EXERCISE MATERIAL:
= = = = = = =

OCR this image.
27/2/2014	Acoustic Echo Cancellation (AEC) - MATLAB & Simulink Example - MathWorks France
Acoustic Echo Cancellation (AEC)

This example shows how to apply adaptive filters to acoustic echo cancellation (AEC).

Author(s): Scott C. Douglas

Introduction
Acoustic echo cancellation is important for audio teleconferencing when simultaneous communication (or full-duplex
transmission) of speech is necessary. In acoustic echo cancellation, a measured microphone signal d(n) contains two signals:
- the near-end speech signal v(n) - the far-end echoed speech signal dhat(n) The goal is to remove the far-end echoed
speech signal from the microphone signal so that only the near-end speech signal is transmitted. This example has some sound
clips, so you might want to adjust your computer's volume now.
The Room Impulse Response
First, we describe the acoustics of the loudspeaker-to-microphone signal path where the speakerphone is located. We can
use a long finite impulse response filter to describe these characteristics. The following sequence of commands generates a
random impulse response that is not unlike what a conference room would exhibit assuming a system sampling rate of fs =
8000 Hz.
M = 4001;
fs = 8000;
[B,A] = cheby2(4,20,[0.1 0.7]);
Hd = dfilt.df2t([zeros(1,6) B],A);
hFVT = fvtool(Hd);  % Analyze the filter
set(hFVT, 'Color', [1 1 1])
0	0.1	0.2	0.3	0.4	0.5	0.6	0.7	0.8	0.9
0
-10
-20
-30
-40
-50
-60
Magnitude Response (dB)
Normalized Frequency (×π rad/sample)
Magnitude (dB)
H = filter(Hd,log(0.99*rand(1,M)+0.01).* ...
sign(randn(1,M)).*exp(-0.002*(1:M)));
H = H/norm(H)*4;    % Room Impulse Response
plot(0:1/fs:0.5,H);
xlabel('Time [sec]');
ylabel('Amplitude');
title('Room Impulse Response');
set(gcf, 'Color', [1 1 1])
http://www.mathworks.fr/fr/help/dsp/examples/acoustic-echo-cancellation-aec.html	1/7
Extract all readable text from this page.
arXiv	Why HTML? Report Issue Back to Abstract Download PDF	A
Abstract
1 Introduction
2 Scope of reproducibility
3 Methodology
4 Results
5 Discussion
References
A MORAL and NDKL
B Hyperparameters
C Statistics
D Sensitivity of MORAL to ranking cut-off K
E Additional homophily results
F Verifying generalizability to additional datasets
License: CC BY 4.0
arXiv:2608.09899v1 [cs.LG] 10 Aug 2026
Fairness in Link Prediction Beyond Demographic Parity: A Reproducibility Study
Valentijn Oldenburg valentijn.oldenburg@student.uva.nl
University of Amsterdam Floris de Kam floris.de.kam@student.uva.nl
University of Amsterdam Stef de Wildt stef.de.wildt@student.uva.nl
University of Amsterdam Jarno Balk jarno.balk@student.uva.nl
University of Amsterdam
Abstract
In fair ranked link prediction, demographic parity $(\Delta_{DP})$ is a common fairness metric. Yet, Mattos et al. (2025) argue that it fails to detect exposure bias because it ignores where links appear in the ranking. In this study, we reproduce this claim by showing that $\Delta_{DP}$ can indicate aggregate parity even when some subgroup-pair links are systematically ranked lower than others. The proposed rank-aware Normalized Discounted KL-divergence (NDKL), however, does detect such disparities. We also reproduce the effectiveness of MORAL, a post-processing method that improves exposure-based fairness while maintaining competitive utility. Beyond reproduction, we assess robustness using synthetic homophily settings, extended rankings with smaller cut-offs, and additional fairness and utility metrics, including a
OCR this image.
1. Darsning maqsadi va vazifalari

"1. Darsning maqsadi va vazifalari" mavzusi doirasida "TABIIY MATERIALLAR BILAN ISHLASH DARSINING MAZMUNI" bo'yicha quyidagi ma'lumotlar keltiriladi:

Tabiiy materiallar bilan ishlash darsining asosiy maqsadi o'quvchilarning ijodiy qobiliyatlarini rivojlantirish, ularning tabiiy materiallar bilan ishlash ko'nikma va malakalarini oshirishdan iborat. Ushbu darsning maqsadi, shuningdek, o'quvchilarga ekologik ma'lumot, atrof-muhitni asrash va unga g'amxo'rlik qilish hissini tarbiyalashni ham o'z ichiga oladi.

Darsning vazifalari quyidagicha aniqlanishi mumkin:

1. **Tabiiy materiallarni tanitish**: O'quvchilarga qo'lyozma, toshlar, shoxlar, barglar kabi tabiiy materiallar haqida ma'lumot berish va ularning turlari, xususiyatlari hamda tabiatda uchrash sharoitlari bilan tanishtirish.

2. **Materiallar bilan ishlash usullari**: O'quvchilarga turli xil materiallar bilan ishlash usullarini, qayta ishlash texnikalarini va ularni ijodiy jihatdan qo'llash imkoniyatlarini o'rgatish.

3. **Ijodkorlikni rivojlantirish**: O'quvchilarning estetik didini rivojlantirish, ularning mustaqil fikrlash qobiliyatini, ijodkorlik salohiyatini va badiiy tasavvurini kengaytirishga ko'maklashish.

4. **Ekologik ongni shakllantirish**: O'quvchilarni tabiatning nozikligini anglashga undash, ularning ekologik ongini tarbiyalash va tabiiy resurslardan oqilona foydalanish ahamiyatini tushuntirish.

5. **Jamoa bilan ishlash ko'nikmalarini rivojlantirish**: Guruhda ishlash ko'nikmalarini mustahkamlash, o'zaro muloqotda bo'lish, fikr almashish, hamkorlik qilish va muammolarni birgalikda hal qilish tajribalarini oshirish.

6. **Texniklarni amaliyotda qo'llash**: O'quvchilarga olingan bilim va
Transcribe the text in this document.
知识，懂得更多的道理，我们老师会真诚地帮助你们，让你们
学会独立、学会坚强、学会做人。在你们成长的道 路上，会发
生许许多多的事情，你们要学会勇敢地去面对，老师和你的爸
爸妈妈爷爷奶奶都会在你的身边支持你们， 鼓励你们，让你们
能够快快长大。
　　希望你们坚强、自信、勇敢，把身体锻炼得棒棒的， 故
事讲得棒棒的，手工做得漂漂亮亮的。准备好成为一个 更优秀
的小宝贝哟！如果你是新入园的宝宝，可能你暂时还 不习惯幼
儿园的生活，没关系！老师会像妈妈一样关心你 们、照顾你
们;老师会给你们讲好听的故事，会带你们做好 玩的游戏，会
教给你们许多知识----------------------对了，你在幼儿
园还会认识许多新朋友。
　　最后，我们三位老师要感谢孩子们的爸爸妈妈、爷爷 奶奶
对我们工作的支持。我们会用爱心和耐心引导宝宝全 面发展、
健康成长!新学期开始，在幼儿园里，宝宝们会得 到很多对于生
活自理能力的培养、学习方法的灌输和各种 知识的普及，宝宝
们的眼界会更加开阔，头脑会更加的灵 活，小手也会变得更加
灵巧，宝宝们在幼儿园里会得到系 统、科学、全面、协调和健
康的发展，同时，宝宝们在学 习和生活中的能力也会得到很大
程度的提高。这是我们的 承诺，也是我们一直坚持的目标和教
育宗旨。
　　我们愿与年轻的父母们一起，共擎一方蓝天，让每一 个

= = = = = = =

Return each entry from the material above exactly as it appears.

ANSWER TO THIS TASK:
OCR this image.
27/2/2014	Acoustic Echo Cancellation (AEC) - MATLAB & Simulink Example - MathWorks France
Acoustic Echo Cancellation (AEC)

This example shows how to apply adaptive filters to acoustic echo cancellation (AEC).

Author(s): Scott C. Douglas

Introduction
Acoustic echo cancellation is important for audio teleconferencing when simultaneous communication (or full-duplex
transmission) of speech is necessary. In acoustic echo cancellation, a measured microphone signal d(n) contains two signals:
- the near-end speech signal v(n) - the far-end echoed speech signal dhat(n) The goal is to remove the far-end echoed
speech signal from the microphone signal so that only the near-end speech signal is transmitted. This example has some sound
clips, so you might want to adjust your computer's volume now.
The Room Impulse Response
First, we describe the acoustics of the loudspeaker-to-microphone signal path where the speakerphone is located. We can
use a long finite impulse response filter to describe these characteristics. The following sequence of commands generates a
random impulse response that is not unlike what a conference room would exhibit assuming a system sampling rate of fs =
8000 Hz.
M = 4001;
fs = 8000;
[B,A] = cheby2(4,20,[0.1 0.7]);
Hd = dfilt.df2t([zeros(1,6) B],A);
hFVT = fvtool(Hd);  % Analyze the filter
set(hFVT, 'Color', [1 1 1])
0	0.1	0.2	0.3	0.4	0.5	0.6	0.7	0.8	0.9
0
-10
-20
-30
-40
-50
-60
Magnitude Response (dB)
Normalized Frequency (×π rad/sample)
Magnitude (dB)
H = filter(Hd,log(0.99*rand(1,M)+0.01).* ...
sign(randn(1,M)).*exp(-0.002*(1:M)));
H = H/norm(H)*4;    % Room Impulse Response
plot(0:1/fs:0.5,H);
xlabel('Time [sec]');
ylabel('Amplitude');
title('Room Impulse Response');
set(gcf, 'Color', [1 1 1])
http://www.mathworks.fr/fr/help/dsp/examples/acoustic-echo-cancellation-aec.html	1/7
Extract all readable text from this page.
arXiv	Why HTML? Report Issue Back to Abstract Download PDF	A
Abstract
1 Introduction
2 Scope of reproducibility
3 Methodology
4 Results
5 Discussion
References
A MORAL and NDKL
B Hyperparameters
C Statistics
D Sensitivity of MORAL to ranking cut-off K
E Additional homophily results
F Verifying generalizability to additional datasets
License: CC BY 4.0
arXiv:2608.09899v1 [cs.LG] 10 Aug 2026
Fairness in Link Prediction Beyond Demographic Parity: A Reproducibility Study
Valentijn Oldenburg valentijn.oldenburg@student.uva.nl
University of Amsterdam Floris de Kam floris.de.kam@student.uva.nl
University of Amsterdam Stef de Wildt stef.de.wildt@student.uva.nl
University of Amsterdam Jarno Balk jarno.balk@student.uva.nl
University of Amsterdam
Abstract
In fair ranked link prediction, demographic parity $(\Delta_{DP})$ is a common fairness metric. Yet, Mattos et al. (2025) argue that it fails to detect exposure bias because it ignores where links appear in the ranking. In this study, we reproduce this claim by showing that $\Delta_{DP}$ can indicate aggregate parity even when some subgroup-pair links are systematically ranked lower than others. The proposed rank-aware Normalized Discounted KL-divergence (NDKL), however, does detect such disparities. We also reproduce the effectiveness of MORAL, a post-processing method that improves exposure-based fairness while maintaining competitive utility. Beyond reproduction, we assess robustness using synthetic homophily settings, extended rankings with smaller cut-offs, and additional fairness and utility metrics, including a
OCR this image.
1. Darsning maqsadi va vazifalari

"1. Darsning maqsadi va vazifalari" mavzusi doirasida "TABIIY MATERIALLAR BILAN ISHLASH DARSINING MAZMUNI" bo'yicha quyidagi ma'lumotlar keltiriladi:

Tabiiy materiallar bilan ishlash darsining asosiy maqsadi o'quvchilarning ijodiy qobiliyatlarini rivojlantirish, ularning tabiiy materiallar bilan ishlash ko'nikma va malakalarini oshirishdan iborat. Ushbu darsning maqsadi, shuningdek, o'quvchilarga ekologik ma'lumot, atrof-muhitni asrash va unga g'amxo'rlik qilish hissini tarbiyalashni ham o'z ichiga oladi.

Darsning vazifalari quyidagicha aniqlanishi mumkin:

1. **Tabiiy materiallarni tanitish**: O'quvchilarga qo'lyozma, toshlar, shoxlar, barglar kabi tabiiy materiallar haqida ma'lumot berish va ularning turlari, xususiyatlari hamda tabiatda uchrash sharoitlari bilan tanishtirish.

2. **Materiallar bilan ishlash usullari**: O'quvchilarga turli xil materiallar bilan ishlash usullarini, qayta ishlash texnikalarini va ularni ijodiy jihatdan qo'llash imkoniyatlarini o'rgatish.

3. **Ijodkorlikni rivojlantirish**: O'quvchilarning estetik didini rivojlantirish, ularning mustaqil fikrlash qobiliyatini, ijodkorlik salohiyatini va badiiy tasavvurini kengaytirishga ko'maklashish.

4. **Ekologik ongni shakllantirish**: O'quvchilarni tabiatning nozikligini anglashga undash, ularning ekologik ongini tarbiyalash va tabiiy resurslardan oqilona foydalanish ahamiyatini tushuntirish.

5. **Jamoa bilan ishlash ko'nikmalarini rivojlantirish**: Guruhda ishlash ko'nikmalarini mustahkamlash, o'zaro muloqotda bo'lish, fikr almashish, hamkorlik qilish va muammolarni birgalikda hal qilish tajribalarini oshirish.

6. **Texniklarni amaliyotda qo'llash**: O'quvchilarga olingan bilim va
Transcribe the text in this document.
知识，懂得更多的道理，我们老师会真诚地帮助你们，让你们
学会独立、学会坚强、学会做人。在你们成长的道 路上，会发
生许许多多的事情，你们要学会勇敢地去面对，老师和你的爸
爸妈妈爷爷奶奶都会在你的身边支持你们， 鼓励你们，让你们
能够快快长大。
　　希望你们坚强、自信、勇敢，把身体锻炼得棒棒的， 故
事讲得棒棒的，手工做得漂漂亮亮的。准备好成为一个 更优秀
的小宝贝哟！如果你是新入园的宝宝，可能你暂时还 不习惯幼
儿园的生活，没关系！老师会像妈妈一样关心你 们、照顾你
们;老师会给你们讲好听的故事，会带你们做好 玩的游戏，会
教给你们许多知识----------------------对了，你在幼儿
园还会认识许多新朋友。
　　最后，我们三位老师要感谢孩子们的爸爸妈妈、爷爷 奶奶
对我们工作的支持。我们会用爱心和耐心引导宝宝全 面发展、
健康成长!新学期开始，在幼儿园里，宝宝们会得 到很多对于生
活自理能力的培养、学习方法的灌输和各种 知识的普及，宝宝
们的眼界会更加开阔，头脑会更加的灵 活，小手也会变得更加
灵巧，宝宝们在幼儿园里会得到系 统、科学、全面、协调和健
康的发展，同时，宝宝们在学 习和生活中的能力也会得到很大
程度的提高。这是我们的 承诺，也是我们一直坚持的目标和教
育宗旨。
　　我们愿与年轻的父母们一起，共擎一方蓝天，让每一 个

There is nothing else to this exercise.